Raw records:
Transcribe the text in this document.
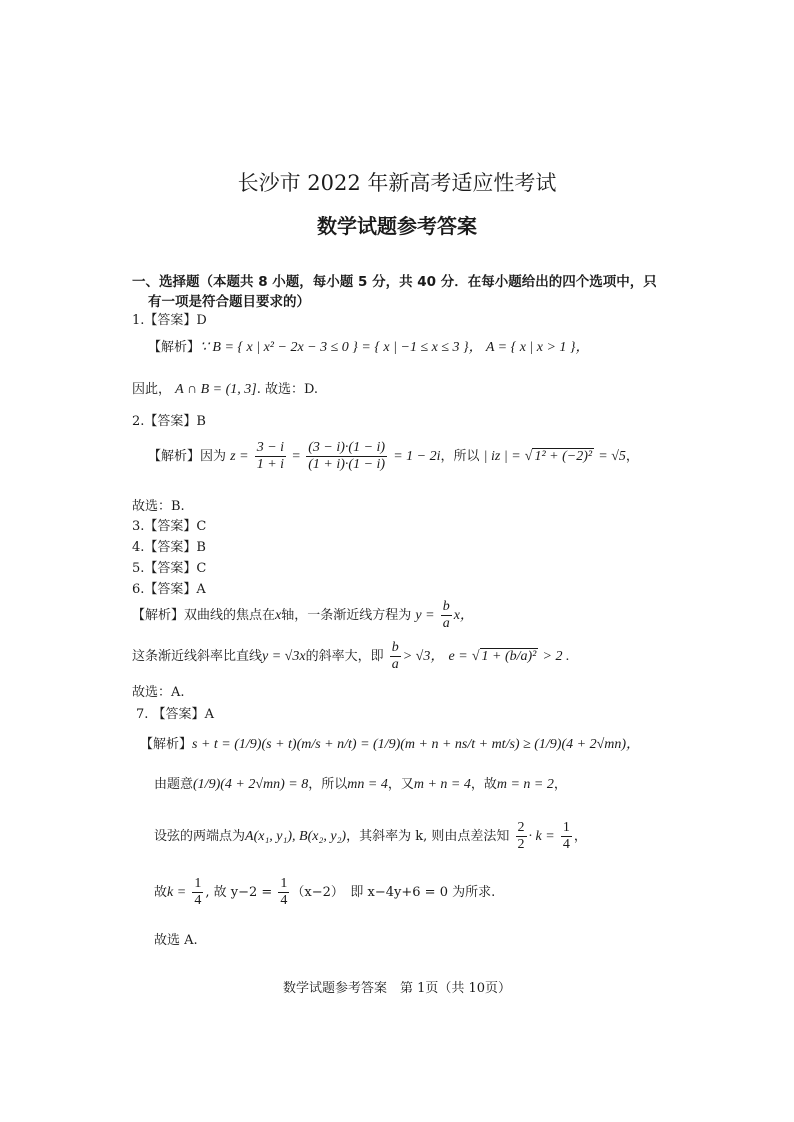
长沙市 2022 年新高考适应性考试
数学试题参考答案
一、选择题（本题共 8 小题，每小题 5 分，共 40 分．在每小题给出的四个选项中，只
有一项是符合题目要求的）
1.【答案】D
【解析】∵ B = { x | x² − 2x − 3 ≤ 0 } = { x | −1 ≤ x ≤ 3 }， A = { x | x > 1 }，
因此， A ∩ B = (1, 3]. 故选：D.
2.【答案】B
【解析】因为 $z = \frac{3 - i}{1 + i} = \frac{(3 - i)\cdot(1 - i)}{(1 + i)\cdot(1 - i)} = 1 - 2i$，所以 | iz | = √ 1² + (−2)² = √5，
故选：B.
3.【答案】C
4.【答案】B
5.【答案】C
6.【答案】A
【解析】双曲线的焦点在x轴，一条渐近线方程为 $y = \frac{b}{a}$ x，
这条渐近线斜率比直线y = √3x的斜率大，即 $\frac{b}{a} > √3$， e = √ 1 + (b/a)² > 2 .
故选：A.
7. 【答案】A
【解析】s + t = (1/9)(s + t)(m/s + n/t) = (1/9)(m + n + ns/t + mt/s) ≥ (1/9)(4 + 2√mn)，
由题意(1/9)(4 + 2√mn) = 8，所以mn = 4，又m + n = 4，故m = n = 2，
设弦的两端点为A(x₁, y₁), B(x₂, y₂)，其斜率为 k, 则由点差法知 $\frac{2}{2} \cdot k = \frac{1}{4}$ ，
故$k = \frac{1}{4}$ , 故 $y-2 = \frac{1}{4} (x-2)$　即 x−4y+6 = 0 为所求.
故选 A.
数学试题参考答案　第 1页（共 10页）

**Prompt:**
How many lines in the records above hold the word "frac"? Give only the number.

**Written answer:**
5